Reproduce each record below exactly as written.

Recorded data
********************
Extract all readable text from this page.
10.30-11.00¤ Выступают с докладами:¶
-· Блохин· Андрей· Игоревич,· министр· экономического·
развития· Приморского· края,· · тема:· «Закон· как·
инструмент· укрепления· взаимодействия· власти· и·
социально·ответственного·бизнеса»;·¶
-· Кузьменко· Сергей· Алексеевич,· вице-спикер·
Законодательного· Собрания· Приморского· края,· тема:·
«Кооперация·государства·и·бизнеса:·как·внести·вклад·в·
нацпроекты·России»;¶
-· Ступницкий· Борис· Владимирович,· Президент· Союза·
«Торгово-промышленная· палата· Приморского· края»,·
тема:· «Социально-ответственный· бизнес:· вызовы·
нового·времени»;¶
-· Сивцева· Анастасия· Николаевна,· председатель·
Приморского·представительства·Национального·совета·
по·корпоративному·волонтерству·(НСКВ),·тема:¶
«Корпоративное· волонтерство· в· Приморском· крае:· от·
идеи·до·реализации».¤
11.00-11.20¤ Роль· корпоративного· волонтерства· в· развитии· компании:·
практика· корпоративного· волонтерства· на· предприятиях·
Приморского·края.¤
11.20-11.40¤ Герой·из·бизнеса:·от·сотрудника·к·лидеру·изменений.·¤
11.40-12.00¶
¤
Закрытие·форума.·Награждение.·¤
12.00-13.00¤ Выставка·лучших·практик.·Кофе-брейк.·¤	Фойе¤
********************
EXERCISE RESULT:
Extract all readable text from this page.
10.30-11.00¤ Выступают с докладами:¶
-· Блохин· Андрей· Игоревич,· министр· экономического·
развития· Приморского· края,· · тема:· «Закон· как·
инструмент· укрепления· взаимодействия· власти· и·
социально·ответственного·бизнеса»;·¶
-· Кузьменко· Сергей· Алексеевич,· вице-спикер·
Законодательного· Собрания· Приморского· края,· тема:·
«Кооперация·государства·и·бизнеса:·как·внести·вклад·в·
нацпроекты·России»;¶
-· Ступницкий· Борис· Владимирович,· Президент· Союза·
«Торгово-промышленная· палата· Приморского· края»,·
тема:· «Социально-ответственный· бизнес:· вызовы·
нового·времени»;¶
-· Сивцева· Анастасия· Николаевна,· председатель·
Приморского·представительства·Национального·совета·
по·корпоративному·волонтерству·(НСКВ),·тема:¶
«Корпоративное· волонтерство· в· Приморском· крае:· от·
идеи·до·реализации».¤
11.00-11.20¤ Роль· корпоративного· волонтерства· в· развитии· компании:·
практика· корпоративного· волонтерства· на· предприятиях·
Приморского·края.¤
11.20-11.40¤ Герой·из·бизнеса:·от·сотрудника·к·лидеру·изменений.·¤
11.40-12.00¶
¤
Закрытие·форума.·Награждение.·¤
12.00-13.00¤ Выставка·лучших·практик.·Кофе-брейк.·¤	Фойе¤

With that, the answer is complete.